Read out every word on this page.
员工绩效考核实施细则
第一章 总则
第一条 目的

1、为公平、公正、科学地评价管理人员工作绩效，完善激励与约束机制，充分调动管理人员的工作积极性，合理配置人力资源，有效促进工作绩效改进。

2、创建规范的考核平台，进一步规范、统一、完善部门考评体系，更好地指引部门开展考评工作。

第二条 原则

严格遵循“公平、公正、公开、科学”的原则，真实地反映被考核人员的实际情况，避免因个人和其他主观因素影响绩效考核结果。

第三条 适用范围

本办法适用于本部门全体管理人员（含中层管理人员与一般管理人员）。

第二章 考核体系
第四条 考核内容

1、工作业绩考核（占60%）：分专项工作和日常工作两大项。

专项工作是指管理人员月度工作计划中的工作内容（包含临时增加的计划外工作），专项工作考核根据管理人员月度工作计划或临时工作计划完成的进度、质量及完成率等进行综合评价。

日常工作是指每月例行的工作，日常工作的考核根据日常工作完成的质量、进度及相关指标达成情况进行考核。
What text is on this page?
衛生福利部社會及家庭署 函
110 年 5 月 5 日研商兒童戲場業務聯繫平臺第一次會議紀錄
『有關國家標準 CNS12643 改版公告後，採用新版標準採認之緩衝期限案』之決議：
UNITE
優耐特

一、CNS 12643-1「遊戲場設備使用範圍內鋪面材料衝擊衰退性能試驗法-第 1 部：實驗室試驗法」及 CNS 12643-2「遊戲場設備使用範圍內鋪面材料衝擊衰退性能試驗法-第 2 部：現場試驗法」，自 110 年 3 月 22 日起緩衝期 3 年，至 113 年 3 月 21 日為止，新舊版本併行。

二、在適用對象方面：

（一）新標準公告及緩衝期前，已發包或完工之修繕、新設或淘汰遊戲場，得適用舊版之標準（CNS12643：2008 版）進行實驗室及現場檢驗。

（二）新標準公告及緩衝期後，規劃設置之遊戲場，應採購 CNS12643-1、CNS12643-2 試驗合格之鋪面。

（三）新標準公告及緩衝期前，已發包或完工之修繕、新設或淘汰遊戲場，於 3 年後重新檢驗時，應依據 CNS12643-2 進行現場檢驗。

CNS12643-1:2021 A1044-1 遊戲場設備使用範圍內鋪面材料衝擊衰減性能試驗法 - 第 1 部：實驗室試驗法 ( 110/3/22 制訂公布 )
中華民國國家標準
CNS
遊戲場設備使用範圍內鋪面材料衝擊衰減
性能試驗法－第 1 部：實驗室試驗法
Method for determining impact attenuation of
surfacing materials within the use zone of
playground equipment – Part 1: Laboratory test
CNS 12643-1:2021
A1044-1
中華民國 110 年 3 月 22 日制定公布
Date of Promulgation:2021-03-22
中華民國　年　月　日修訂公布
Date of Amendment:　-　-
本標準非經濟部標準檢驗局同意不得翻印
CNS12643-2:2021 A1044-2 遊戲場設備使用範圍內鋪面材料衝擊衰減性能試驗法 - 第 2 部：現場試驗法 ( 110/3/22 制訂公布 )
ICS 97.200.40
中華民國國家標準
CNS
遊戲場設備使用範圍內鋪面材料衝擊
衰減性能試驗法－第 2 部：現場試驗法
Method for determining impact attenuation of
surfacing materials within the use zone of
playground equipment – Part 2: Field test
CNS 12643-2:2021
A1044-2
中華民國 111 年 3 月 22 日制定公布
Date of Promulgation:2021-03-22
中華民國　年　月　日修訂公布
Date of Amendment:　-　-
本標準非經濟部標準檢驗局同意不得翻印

## Written instruction
Print the material once more, exactly.

## Finished task
Read out every word on this page.
员工绩效考核实施细则
第一章 总则
第一条 目的

1、为公平、公正、科学地评价管理人员工作绩效，完善激励与约束机制，充分调动管理人员的工作积极性，合理配置人力资源，有效促进工作绩效改进。

2、创建规范的考核平台，进一步规范、统一、完善部门考评体系，更好地指引部门开展考评工作。

第二条 原则

严格遵循“公平、公正、公开、科学”的原则，真实地反映被考核人员的实际情况，避免因个人和其他主观因素影响绩效考核结果。

第三条 适用范围

本办法适用于本部门全体管理人员（含中层管理人员与一般管理人员）。

第二章 考核体系
第四条 考核内容

1、工作业绩考核（占60%）：分专项工作和日常工作两大项。

专项工作是指管理人员月度工作计划中的工作内容（包含临时增加的计划外工作），专项工作考核根据管理人员月度工作计划或临时工作计划完成的进度、质量及完成率等进行综合评价。

日常工作是指每月例行的工作，日常工作的考核根据日常工作完成的质量、进度及相关指标达成情况进行考核。
What text is on this page?
衛生福利部社會及家庭署 函
110 年 5 月 5 日研商兒童戲場業務聯繫平臺第一次會議紀錄
『有關國家標準 CNS12643 改版公告後，採用新版標準採認之緩衝期限案』之決議：
UNITE
優耐特

一、CNS 12643-1「遊戲場設備使用範圍內鋪面材料衝擊衰退性能試驗法-第 1 部：實驗室試驗法」及 CNS 12643-2「遊戲場設備使用範圍內鋪面材料衝擊衰退性能試驗法-第 2 部：現場試驗法」，自 110 年 3 月 22 日起緩衝期 3 年，至 113 年 3 月 21 日為止，新舊版本併行。

二、在適用對象方面：

（一）新標準公告及緩衝期前，已發包或完工之修繕、新設或淘汰遊戲場，得適用舊版之標準（CNS12643：2008 版）進行實驗室及現場檢驗。

（二）新標準公告及緩衝期後，規劃設置之遊戲場，應採購 CNS12643-1、CNS12643-2 試驗合格之鋪面。

（三）新標準公告及緩衝期前，已發包或完工之修繕、新設或淘汰遊戲場，於 3 年後重新檢驗時，應依據 CNS12643-2 進行現場檢驗。

CNS12643-1:2021 A1044-1 遊戲場設備使用範圍內鋪面材料衝擊衰減性能試驗法 - 第 1 部：實驗室試驗法 ( 110/3/22 制訂公布 )
中華民國國家標準
CNS
遊戲場設備使用範圍內鋪面材料衝擊衰減
性能試驗法－第 1 部：實驗室試驗法
Method for determining impact attenuation of
surfacing materials within the use zone of
playground equipment – Part 1: Laboratory test
CNS 12643-1:2021
A1044-1
中華民國 110 年 3 月 22 日制定公布
Date of Promulgation:2021-03-22
中華民國　年　月　日修訂公布
Date of Amendment:　-　-
本標準非經濟部標準檢驗局同意不得翻印
CNS12643-2:2021 A1044-2 遊戲場設備使用範圍內鋪面材料衝擊衰減性能試驗法 - 第 2 部：現場試驗法 ( 110/3/22 制訂公布 )
ICS 97.200.40
中華民國國家標準
CNS
遊戲場設備使用範圍內鋪面材料衝擊
衰減性能試驗法－第 2 部：現場試驗法
Method for determining impact attenuation of
surfacing materials within the use zone of
playground equipment – Part 2: Field test
CNS 12643-2:2021
A1044-2
中華民國 111 年 3 月 22 日制定公布
Date of Promulgation:2021-03-22
中華民國　年　月　日修訂公布
Date of Amendment:　-　-
本標準非經濟部標準檢驗局同意不得翻印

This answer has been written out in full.